◆ **Goal of the exercise**:
Find the lines that hold the word "شماره" and return them.

———

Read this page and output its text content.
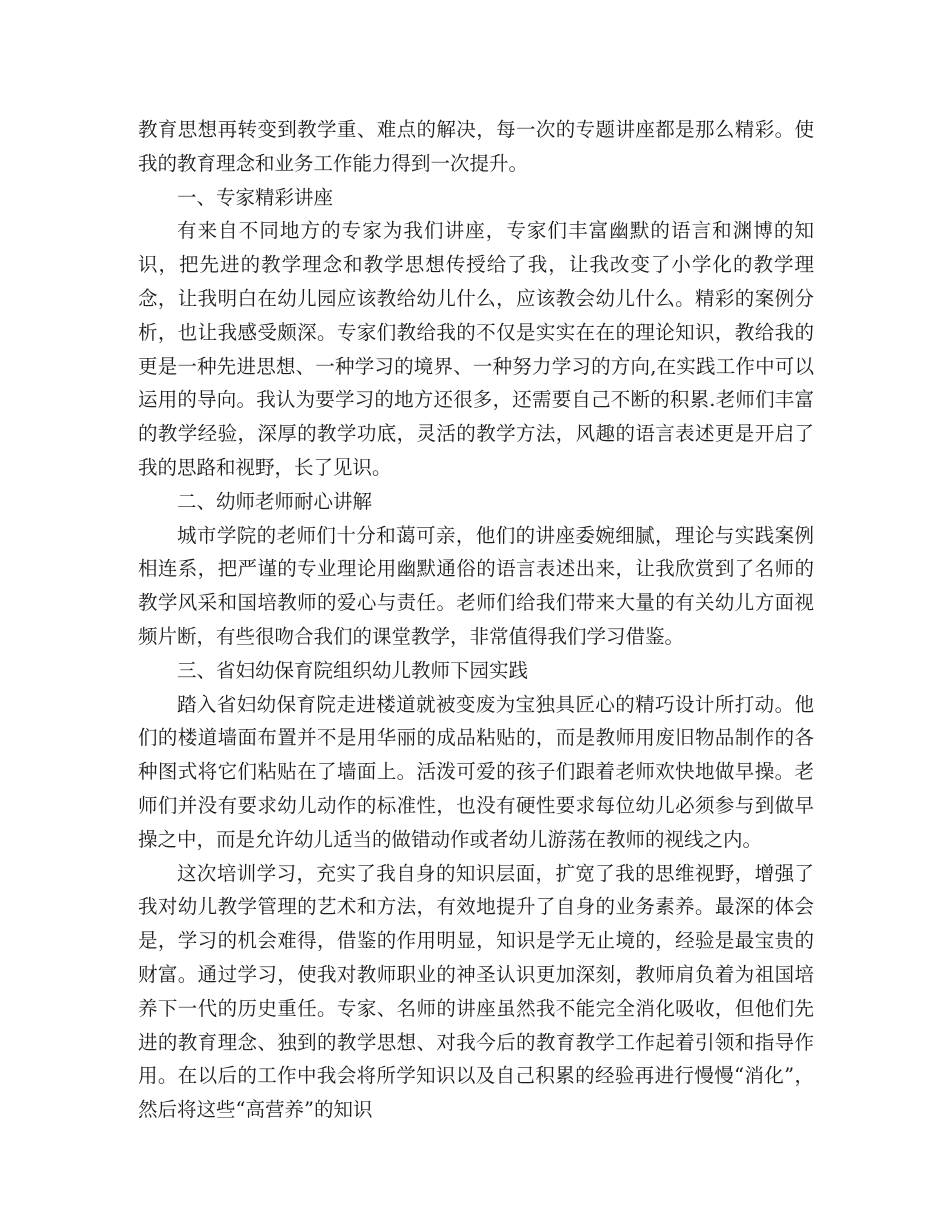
教育思想再转变到教学重、难点的解决，每一次的专题讲座都是那么精彩。使我的教育理念和业务工作能力得到一次提升。

一、专家精彩讲座

有来自不同地方的专家为我们讲座，专家们丰富幽默的语言和渊博的知识，把先进的教学理念和教学思想传授给了我，让我改变了小学化的教学理念，让我明白在幼儿园应该教给幼儿什么，应该教会幼儿什么。精彩的案例分析，也让我感受颇深。专家们教给我的不仅是实实在在的理论知识，教给我的更是一种先进思想、一种学习的境界、一种努力学习的方向,在实践工作中可以运用的导向。我认为要学习的地方还很多，还需要自己不断的积累.老师们丰富的教学经验，深厚的教学功底，灵活的教学方法，风趣的语言表述更是开启了我的思路和视野，长了见识。

二、幼师老师耐心讲解

城市学院的老师们十分和蔼可亲，他们的讲座委婉细腻，理论与实践案例相连系，把严谨的专业理论用幽默通俗的语言表述出来，让我欣赏到了名师的教学风采和国培教师的爱心与责任。老师们给我们带来大量的有关幼儿方面视频片断，有些很吻合我们的课堂教学，非常值得我们学习借鉴。

三、省妇幼保育院组织幼儿教师下园实践

踏入省妇幼保育院走进楼道就被变废为宝独具匠心的精巧设计所打动。他们的楼道墙面布置并不是用华丽的成品粘贴的，而是教师用废旧物品制作的各种图式将它们粘贴在了墙面上。活泼可爱的孩子们跟着老师欢快地做早操。老师们并没有要求幼儿动作的标准性，也没有硬性要求每位幼儿必须参与到做早操之中，而是允许幼儿适当的做错动作或者幼儿游荡在教师的视线之内。

这次培训学习，充实了我自身的知识层面，扩宽了我的思维视野，增强了我对幼儿教学管理的艺术和方法，有效地提升了自身的业务素养。最深的体会是，学习的机会难得，借鉴的作用明显，知识是学无止境的，经验是最宝贵的财富。通过学习，使我对教师职业的神圣认识更加深刻，教师肩负着为祖国培养下一代的历史重任。专家、名师的讲座虽然我不能完全消化吸收，但他们先进的教育理念、独到的教学思想、对我今后的教育教学工作起着引领和指导作用。在以后的工作中我会将所学知识以及自己积累的经验再进行慢慢“消化”，然后将这些“高营养”的知识
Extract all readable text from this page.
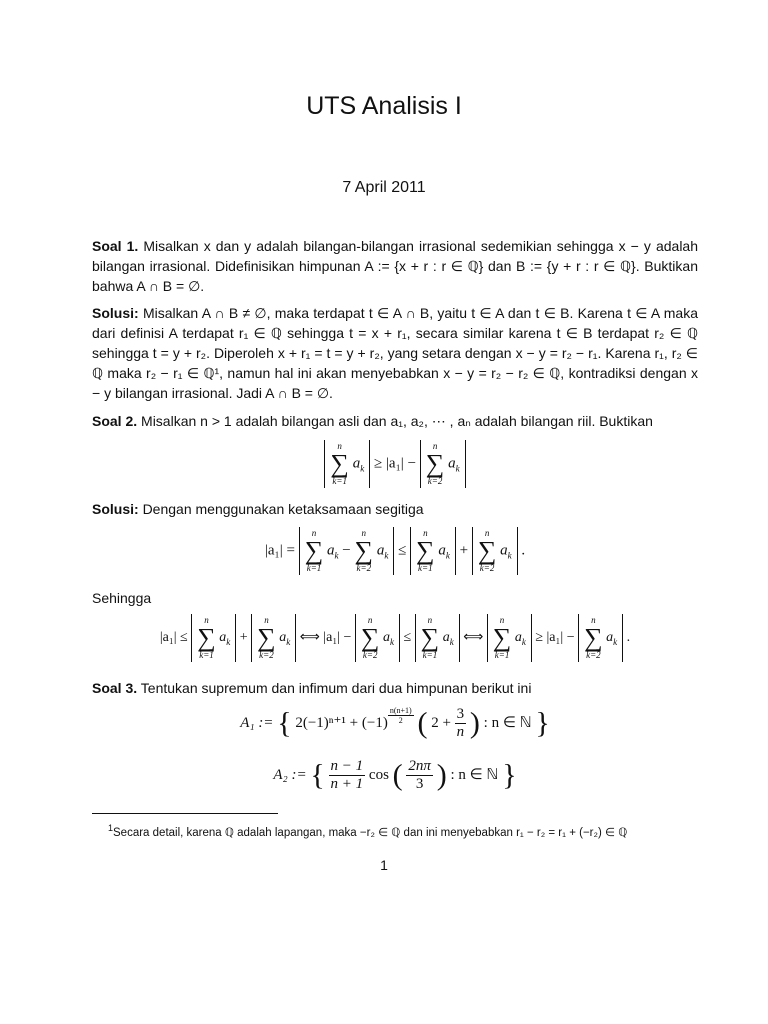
UTS Analisis I
7 April 2011

Soal 1. Misalkan x dan y adalah bilangan-bilangan irrasional sedemikian sehingga x − y adalah bilangan irrasional. Didefinisikan himpunan A := {x + r : r ∈ ℚ} dan B := {y + r : r ∈ ℚ}. Buktikan bahwa A ∩ B = ∅.

Solusi: Misalkan A ∩ B ≠ ∅, maka terdapat t ∈ A ∩ B, yaitu t ∈ A dan t ∈ B. Karena t ∈ A maka dari definisi A terdapat r₁ ∈ ℚ sehingga t = x + r₁, secara similar karena t ∈ B terdapat r₂ ∈ ℚ sehingga t = y + r₂. Diperoleh x + r₁ = t = y + r₂, yang setara dengan x − y = r₂ − r₁. Karena r₁, r₂ ∈ ℚ maka r₂ − r₁ ∈ ℚ¹, namun hal ini akan menyebabkan x − y = r₂ − r₂ ∈ ℚ, kontradiksi dengan x − y bilangan irrasional. Jadi A ∩ B = ∅.

Soal 2. Misalkan n > 1 adalah bilangan asli dan a₁, a₂, ⋯ , aₙ adalah bilangan riil. Buktikan

n
∑
k=1
$a_k \ge |a_1|$ −
n
∑
k=2
$a_k$

Solusi: Dengan menggunakan ketaksamaan segitiga

|a₁| =
n
∑
k=1
$a_k$ −
n
∑
k=2
$a_k$ ≤
n
∑
k=1
$a_k$ +
n
∑
k=2
$a_k$ .

Sehingga

|a₁| ≤
n
∑
k=1
$a_k$ +
n
∑
k=2
$a_k$ ⟺ |a₁| −
n
∑
k=2
$a_k$ ≤
n
∑
k=1
$a_k$ ⟺
n
∑
k=1
$a_k \ge |a_1|$ −
n
∑
k=2
$a_k$ .

Soal 3. Tentukan supremum dan infimum dari dua himpunan berikut ini

A₁ := { 2(−1)ⁿ⁺¹ + (−1) $^{\frac{n(n+1)}{2}}$ ( $2 + \frac{3}{n}$ ) : n ∈ ℕ }
A₂ := { $\frac{n - 1}{n + 1}$ cos ( $\frac{2n\pi}{3}$ ) : n ∈ ℕ }
$^1$Secara detail, karena ℚ adalah lapangan, maka −r₂ ∈ ℚ dan ini menyebabkan r₁ − r₂ = r₁ + (−r₂) ∈ ℚ
1
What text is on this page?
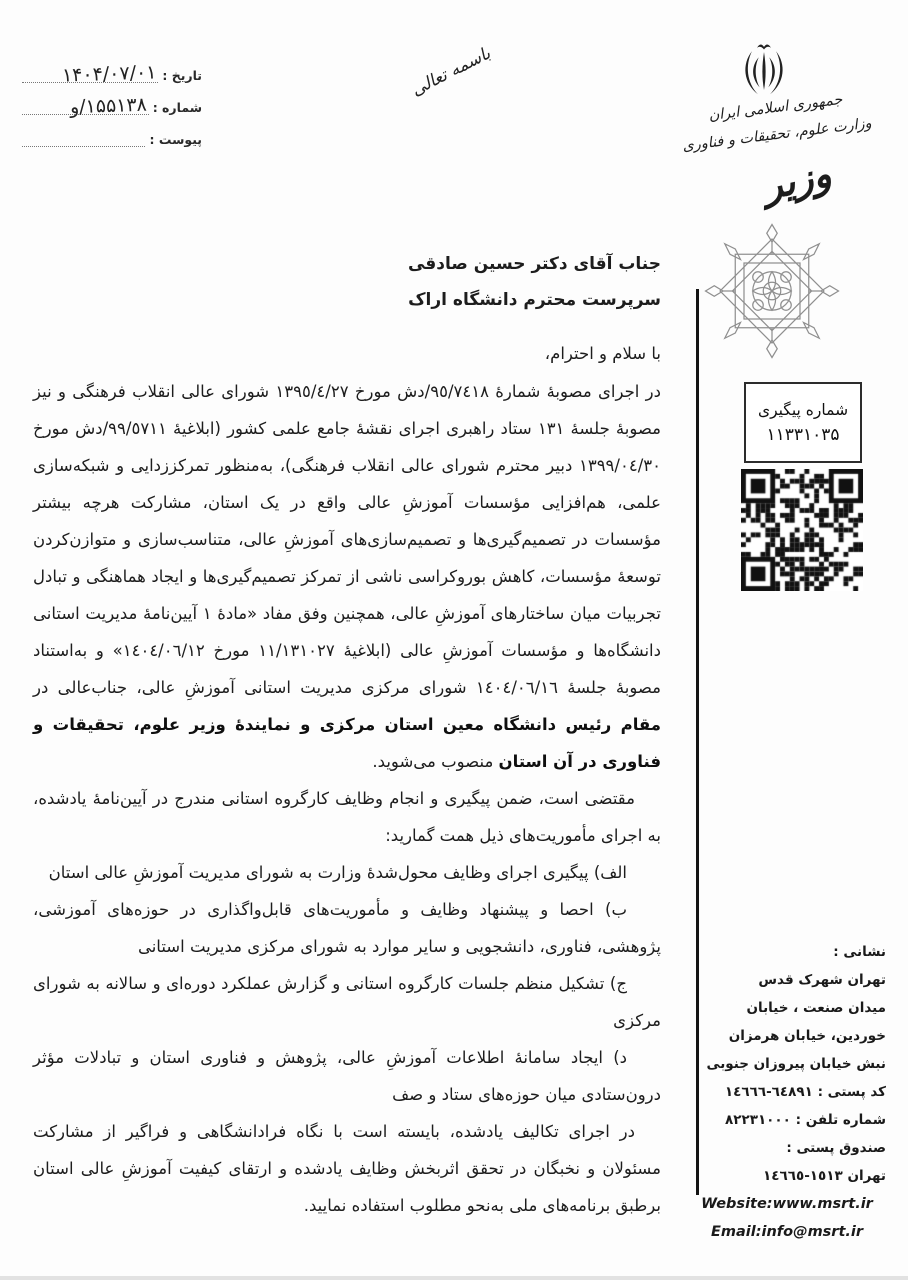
تاریخ :
۱۴۰۴/۰۷/۰۱
شماره :
۱۵۵۱۳۸/و
پیوست :
باسمه تعالی
جمهوری اسلامی ایران
وزارت علوم، تحقیقات و فناوری
وزیر
شماره پیگیری
۱۱۳۳۱۰۳۵
نشانی :
تهران شهرک قدس
میدان صنعت ، خیابان
خوردین، خیابان هرمزان
نبش خیابان پیروزان جنوبی
کد پستی : ٦٤٨٩١-١٤٦٦٦
شماره تلفن : ٨٢٢٣١٠٠٠
صندوق پستی :
تهران ١٥١٣-١٤٦٦٥
Website:www.msrt.ir
Email:info@msrt.ir
جناب آقای دکتر حسین صادقی
سرپرست محترم دانشگاه اراک
با سلام و احترام،

در اجرای مصوبۀ شمارۀ ٩٥/٧٤١٨/دش مورخ ١٣٩٥/٤/٢٧ شورای عالی انقلاب فرهنگی و نیز مصوبۀ جلسۀ ١٣١ ستاد راهبری اجرای نقشۀ جامع علمی کشور (ابلاغیۀ ٩٩/٥٧١١/دش مورخ ١٣٩٩/٠٤/٣٠ دبیر محترم شورای عالی انقلاب فرهنگی)، به‌منظور تمرکززدایی و شبکه‌سازی علمی، هم‌افزایی مؤسسات آموزشِ عالی واقع در یک استان، مشارکت هرچه بیشتر مؤسسات در تصمیم‌گیری‌ها و تصمیم‌سازی‌های آموزشِ عالی، متناسب‌سازی و متوازن‌کردن توسعۀ مؤسسات، کاهش بوروکراسی ناشی از تمرکز تصمیم‌گیری‌ها و ایجاد هماهنگی و تبادل تجربیات میان ساختارهای آموزشِ عالی، همچنین وفق مفاد «مادۀ ١ آیین‌نامۀ مدیریت استانی دانشگاه‌ها و مؤسسات آموزشِ عالی (ابلاغیۀ ١١/١٣١٠٢٧ مورخ ١٤٠٤/٠٦/١٢» و به‌استناد مصوبۀ جلسۀ ١٤٠٤/٠٦/١٦ شورای مرکزی مدیریت استانی آموزشِ عالی، جناب‌عالی در مقام رئیس دانشگاه معین استان مرکزی و نمایندۀ وزیر علوم، تحقیقات و فناوری در آن استان منصوب می‌شوید.

مقتضی است، ضمن پیگیری و انجام وظایف کارگروه استانی مندرج در آیین‌نامۀ یادشده، به اجرای مأموریت‌های ذیل همت گمارید:

الف) پیگیری اجرای وظایف محول‌شدۀ وزارت به شورای مدیریت آموزشِ عالی استان

ب) احصا و پیشنهاد وظایف و مأموریت‌های قابل‌واگذاری در حوزه‌های آموزشی، پژوهشی، فناوری، دانشجویی و سایر موارد به شورای مرکزی مدیریت استانی

ج) تشکیل منظم جلسات کارگروه استانی و گزارش عملکرد دوره‌ای و سالانه به شورای مرکزی

د) ایجاد سامانۀ اطلاعات آموزشِ عالی، پژوهش و فناوری استان و تبادلات مؤثر درون‌ستادی میان حوزه‌های ستاد و صف

در اجرای تکالیف یادشده، بایسته است با نگاه فرادانشگاهی و فراگیر از مشارکت مسئولان و نخبگان در تحقق اثربخش وظایف یادشده و ارتقای کیفیت آموزشِ عالی استان برطبق برنامه‌های ملی به‌نحو مطلوب استفاده نمایید.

———

◆ **Output of the task**:
شماره :
شماره پیگیری
شماره تلفن : ٨٢٢٣١٠٠٠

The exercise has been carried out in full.